# What the exercise asks
Return all lines with the word "name" in them.

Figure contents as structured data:
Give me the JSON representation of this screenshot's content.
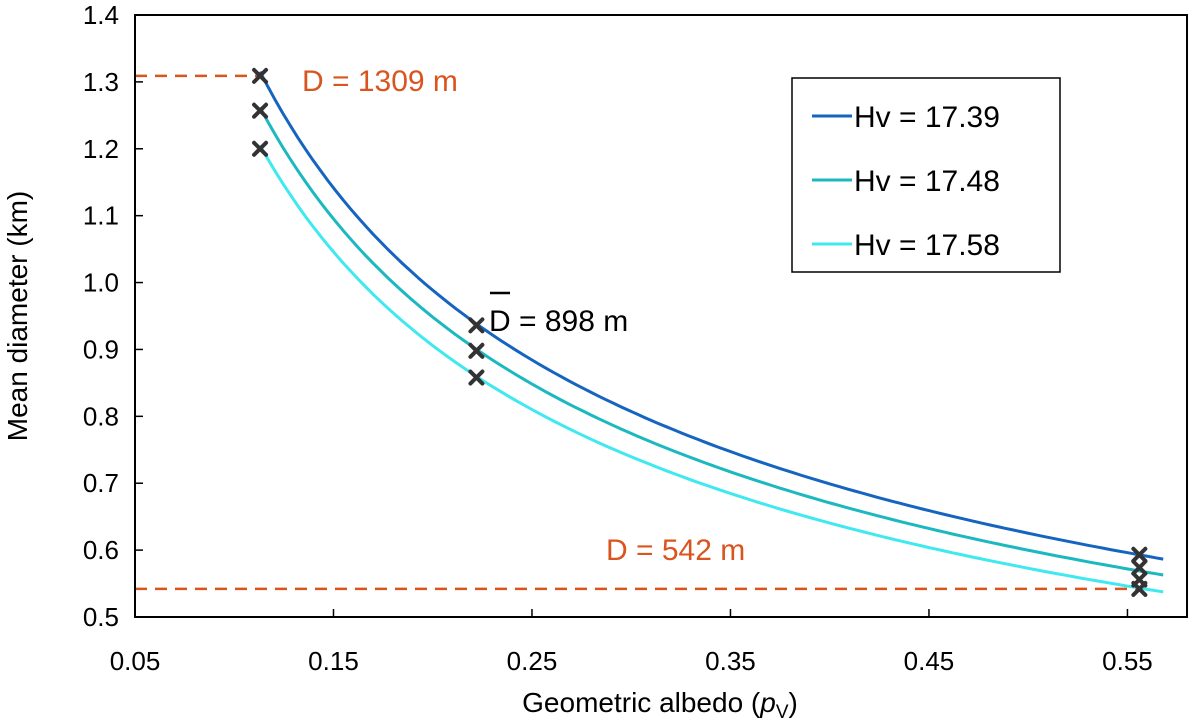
{
  "chart_data": {
    "type": "line",
    "xlabel_main": "Geometric albedo (",
    "xlabel_var": "p",
    "xlabel_sub": "V",
    "xlabel_end": ")",
    "ylabel": "Mean diameter (km)",
    "xlim": [
      0.05,
      0.58
    ],
    "ylim": [
      0.5,
      1.4
    ],
    "xticks": [
      0.05,
      0.15,
      0.25,
      0.35,
      0.45,
      0.55
    ],
    "xtick_labels": [
      "0.05",
      "0.15",
      "0.25",
      "0.35",
      "0.45",
      "0.55"
    ],
    "yticks": [
      0.5,
      0.6,
      0.7,
      0.8,
      0.9,
      1.0,
      1.1,
      1.2,
      1.3,
      1.4
    ],
    "ytick_labels": [
      "0.5",
      "0.6",
      "0.7",
      "0.8",
      "0.9",
      "1.0",
      "1.1",
      "1.2",
      "1.3",
      "1.4"
    ],
    "p_range": [
      0.113,
      0.568
    ],
    "series": [
      {
        "name": "Hv = 17.39",
        "H": 17.39,
        "color": "#1565c0"
      },
      {
        "name": "Hv = 17.48",
        "H": 17.48,
        "color": "#1cb8c0"
      },
      {
        "name": "Hv = 17.58",
        "H": 17.58,
        "color": "#40e8f0"
      }
    ],
    "markers": [
      {
        "x": 0.113,
        "y": 1.309
      },
      {
        "x": 0.113,
        "y": 1.257
      },
      {
        "x": 0.113,
        "y": 1.2
      },
      {
        "x": 0.222,
        "y": 0.936
      },
      {
        "x": 0.222,
        "y": 0.898
      },
      {
        "x": 0.222,
        "y": 0.858
      },
      {
        "x": 0.556,
        "y": 0.593
      },
      {
        "x": 0.556,
        "y": 0.574
      },
      {
        "x": 0.556,
        "y": 0.556
      },
      {
        "x": 0.556,
        "y": 0.542
      }
    ],
    "reference_lines": [
      {
        "y": 1.309,
        "x_end": 0.113,
        "color": "#d9541e"
      },
      {
        "y": 0.542,
        "x_end": 0.556,
        "color": "#d9541e"
      }
    ],
    "annotations": {
      "max_label": "D = 1309 m",
      "min_label": "D = 542 m",
      "mean_symbol": "D",
      "mean_label": " = 898 m",
      "orange": "#d9541e"
    },
    "legend_position": "top-right"
  }
}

# Solution below
        "name": "Hv = 17.39",
        "name": "Hv = 17.48",
        "name": "Hv = 17.58",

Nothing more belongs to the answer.